| Exercise |
Copy, in full, each line of the material that holds the word "than".
━━━━━ Information given
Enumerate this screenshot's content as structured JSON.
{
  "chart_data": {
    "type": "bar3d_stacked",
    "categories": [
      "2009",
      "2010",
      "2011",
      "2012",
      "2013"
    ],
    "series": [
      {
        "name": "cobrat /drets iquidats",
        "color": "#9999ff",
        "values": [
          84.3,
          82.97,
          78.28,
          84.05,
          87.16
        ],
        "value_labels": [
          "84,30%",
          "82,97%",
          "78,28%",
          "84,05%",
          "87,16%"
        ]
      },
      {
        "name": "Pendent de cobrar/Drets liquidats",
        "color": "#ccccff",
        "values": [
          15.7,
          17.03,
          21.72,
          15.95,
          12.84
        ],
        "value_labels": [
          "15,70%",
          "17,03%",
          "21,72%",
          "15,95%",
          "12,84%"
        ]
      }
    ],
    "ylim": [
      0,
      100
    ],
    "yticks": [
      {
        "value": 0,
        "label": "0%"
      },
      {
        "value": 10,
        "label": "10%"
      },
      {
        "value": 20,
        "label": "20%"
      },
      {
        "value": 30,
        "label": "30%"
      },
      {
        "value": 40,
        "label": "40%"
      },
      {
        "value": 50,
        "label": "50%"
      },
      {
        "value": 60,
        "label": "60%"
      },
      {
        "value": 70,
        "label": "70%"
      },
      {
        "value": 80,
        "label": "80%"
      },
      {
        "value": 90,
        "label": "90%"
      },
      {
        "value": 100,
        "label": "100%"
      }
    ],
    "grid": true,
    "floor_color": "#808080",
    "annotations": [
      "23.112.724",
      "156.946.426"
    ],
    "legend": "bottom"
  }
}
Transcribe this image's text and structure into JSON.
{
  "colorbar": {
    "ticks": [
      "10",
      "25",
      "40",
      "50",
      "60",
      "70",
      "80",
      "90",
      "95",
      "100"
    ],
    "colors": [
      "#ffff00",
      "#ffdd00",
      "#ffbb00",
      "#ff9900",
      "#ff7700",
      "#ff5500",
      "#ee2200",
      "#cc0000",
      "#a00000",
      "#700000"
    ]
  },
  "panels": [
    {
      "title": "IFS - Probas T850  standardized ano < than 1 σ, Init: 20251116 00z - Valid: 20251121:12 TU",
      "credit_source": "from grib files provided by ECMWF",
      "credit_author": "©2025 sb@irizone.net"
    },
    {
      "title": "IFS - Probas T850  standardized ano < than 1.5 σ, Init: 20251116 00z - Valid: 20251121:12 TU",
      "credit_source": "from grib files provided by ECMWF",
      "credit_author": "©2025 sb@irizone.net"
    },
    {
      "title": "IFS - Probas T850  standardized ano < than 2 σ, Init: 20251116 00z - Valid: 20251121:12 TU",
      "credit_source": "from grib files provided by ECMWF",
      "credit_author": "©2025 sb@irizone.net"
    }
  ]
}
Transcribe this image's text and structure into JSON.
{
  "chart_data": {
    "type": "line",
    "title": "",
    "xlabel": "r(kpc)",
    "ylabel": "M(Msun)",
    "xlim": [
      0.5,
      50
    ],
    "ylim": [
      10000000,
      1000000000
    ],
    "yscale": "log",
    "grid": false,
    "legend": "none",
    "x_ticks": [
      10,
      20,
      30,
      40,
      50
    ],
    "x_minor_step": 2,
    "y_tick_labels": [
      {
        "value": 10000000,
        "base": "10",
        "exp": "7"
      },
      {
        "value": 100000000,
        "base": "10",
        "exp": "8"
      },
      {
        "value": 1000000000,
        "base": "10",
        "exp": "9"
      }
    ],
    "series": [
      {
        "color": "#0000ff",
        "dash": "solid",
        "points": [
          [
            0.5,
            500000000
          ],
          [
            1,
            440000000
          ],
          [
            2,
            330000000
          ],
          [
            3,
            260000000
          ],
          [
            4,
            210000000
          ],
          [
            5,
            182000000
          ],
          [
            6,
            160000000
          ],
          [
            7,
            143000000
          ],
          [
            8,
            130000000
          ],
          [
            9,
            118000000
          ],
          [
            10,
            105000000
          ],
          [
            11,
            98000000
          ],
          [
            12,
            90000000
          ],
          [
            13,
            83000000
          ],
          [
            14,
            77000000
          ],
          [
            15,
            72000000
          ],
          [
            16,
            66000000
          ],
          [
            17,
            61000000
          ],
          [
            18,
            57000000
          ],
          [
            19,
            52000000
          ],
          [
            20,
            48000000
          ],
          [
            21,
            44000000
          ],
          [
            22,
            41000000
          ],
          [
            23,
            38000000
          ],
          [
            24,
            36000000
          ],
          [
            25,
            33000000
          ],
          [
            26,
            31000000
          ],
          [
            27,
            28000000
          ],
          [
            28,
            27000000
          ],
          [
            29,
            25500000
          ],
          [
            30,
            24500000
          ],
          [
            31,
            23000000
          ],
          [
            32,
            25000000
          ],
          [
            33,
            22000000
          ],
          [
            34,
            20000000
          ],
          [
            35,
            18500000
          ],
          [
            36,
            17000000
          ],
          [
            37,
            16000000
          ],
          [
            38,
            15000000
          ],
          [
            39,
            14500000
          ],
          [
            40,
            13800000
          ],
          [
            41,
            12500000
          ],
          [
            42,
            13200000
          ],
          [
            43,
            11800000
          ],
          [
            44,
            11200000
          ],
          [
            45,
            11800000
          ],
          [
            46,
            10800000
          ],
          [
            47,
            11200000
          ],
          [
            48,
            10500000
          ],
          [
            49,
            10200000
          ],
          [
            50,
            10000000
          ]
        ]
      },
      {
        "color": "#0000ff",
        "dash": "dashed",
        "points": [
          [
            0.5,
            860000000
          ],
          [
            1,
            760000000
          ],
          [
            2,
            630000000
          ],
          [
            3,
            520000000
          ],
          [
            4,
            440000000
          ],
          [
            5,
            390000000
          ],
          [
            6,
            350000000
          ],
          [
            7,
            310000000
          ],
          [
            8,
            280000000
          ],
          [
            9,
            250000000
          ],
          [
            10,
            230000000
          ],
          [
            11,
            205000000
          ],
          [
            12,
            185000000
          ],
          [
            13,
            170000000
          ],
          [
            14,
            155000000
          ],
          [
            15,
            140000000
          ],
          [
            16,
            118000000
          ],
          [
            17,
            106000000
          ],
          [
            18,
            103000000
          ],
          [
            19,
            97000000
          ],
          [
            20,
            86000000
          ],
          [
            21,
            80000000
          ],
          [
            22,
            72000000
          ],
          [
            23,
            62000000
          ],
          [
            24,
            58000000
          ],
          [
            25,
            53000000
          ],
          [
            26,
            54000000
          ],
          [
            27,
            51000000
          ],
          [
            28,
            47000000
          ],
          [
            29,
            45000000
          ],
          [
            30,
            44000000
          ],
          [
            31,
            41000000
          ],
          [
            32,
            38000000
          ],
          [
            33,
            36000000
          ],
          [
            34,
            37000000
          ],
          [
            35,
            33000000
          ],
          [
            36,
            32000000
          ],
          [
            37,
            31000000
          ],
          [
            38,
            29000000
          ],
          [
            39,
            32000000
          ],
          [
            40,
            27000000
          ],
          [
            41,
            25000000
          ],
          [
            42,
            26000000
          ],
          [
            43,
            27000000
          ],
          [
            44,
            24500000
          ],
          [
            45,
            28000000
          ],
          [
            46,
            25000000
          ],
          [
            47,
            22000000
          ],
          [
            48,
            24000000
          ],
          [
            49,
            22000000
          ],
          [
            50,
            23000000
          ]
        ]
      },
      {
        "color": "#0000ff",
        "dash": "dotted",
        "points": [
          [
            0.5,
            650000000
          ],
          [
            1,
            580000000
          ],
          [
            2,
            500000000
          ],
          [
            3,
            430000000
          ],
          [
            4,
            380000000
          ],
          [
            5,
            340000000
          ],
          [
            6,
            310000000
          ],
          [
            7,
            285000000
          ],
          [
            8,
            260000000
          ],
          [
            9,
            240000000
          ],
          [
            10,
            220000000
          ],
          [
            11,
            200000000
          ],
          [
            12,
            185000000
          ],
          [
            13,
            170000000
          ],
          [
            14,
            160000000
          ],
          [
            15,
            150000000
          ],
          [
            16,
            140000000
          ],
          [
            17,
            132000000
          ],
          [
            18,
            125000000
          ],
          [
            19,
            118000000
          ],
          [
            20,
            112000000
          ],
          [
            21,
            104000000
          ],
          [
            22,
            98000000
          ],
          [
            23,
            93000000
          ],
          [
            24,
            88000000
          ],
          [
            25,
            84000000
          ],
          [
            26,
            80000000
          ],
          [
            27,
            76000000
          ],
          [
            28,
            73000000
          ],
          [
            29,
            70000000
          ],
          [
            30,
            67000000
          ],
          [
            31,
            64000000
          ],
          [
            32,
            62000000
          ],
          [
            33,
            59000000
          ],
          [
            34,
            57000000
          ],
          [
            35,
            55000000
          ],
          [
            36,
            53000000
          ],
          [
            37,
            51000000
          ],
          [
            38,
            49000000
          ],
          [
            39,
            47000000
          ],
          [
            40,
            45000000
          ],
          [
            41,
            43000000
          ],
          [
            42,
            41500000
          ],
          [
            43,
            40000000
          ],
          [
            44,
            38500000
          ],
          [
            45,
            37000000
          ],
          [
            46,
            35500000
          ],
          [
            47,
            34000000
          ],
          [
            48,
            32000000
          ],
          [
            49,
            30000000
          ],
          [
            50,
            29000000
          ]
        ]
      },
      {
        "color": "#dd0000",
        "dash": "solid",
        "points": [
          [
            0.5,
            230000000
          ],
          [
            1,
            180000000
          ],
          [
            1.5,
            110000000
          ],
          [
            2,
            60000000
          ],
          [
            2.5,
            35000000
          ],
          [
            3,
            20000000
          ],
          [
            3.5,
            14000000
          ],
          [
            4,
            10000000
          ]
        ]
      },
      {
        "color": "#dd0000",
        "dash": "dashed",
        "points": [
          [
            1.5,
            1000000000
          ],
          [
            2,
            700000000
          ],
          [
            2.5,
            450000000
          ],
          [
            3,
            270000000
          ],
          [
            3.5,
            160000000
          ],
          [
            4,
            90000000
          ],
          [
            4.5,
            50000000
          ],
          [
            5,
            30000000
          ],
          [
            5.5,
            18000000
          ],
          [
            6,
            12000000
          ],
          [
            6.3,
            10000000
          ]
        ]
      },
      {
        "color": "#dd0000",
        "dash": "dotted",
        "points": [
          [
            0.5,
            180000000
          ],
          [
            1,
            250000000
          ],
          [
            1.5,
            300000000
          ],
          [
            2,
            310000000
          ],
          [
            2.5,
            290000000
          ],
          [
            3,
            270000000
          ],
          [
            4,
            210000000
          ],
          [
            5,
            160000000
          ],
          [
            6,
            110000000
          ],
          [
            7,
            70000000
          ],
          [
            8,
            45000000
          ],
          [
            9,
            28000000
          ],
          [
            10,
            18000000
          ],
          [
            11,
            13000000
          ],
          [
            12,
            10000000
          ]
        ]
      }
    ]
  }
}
━━━━━━━━━━
| Output for this exercise |
      "title": "IFS - Probas T850  standardized ano < than 1 σ, Init: 20251116 00z - Valid: 20251121:12 TU",
      "title": "IFS - Probas T850  standardized ano < than 1.5 σ, Init: 20251116 00z - Valid: 20251121:12 TU",
      "title": "IFS - Probas T850  standardized ano < than 2 σ, Init: 20251116 00z - Valid: 20251121:12 TU",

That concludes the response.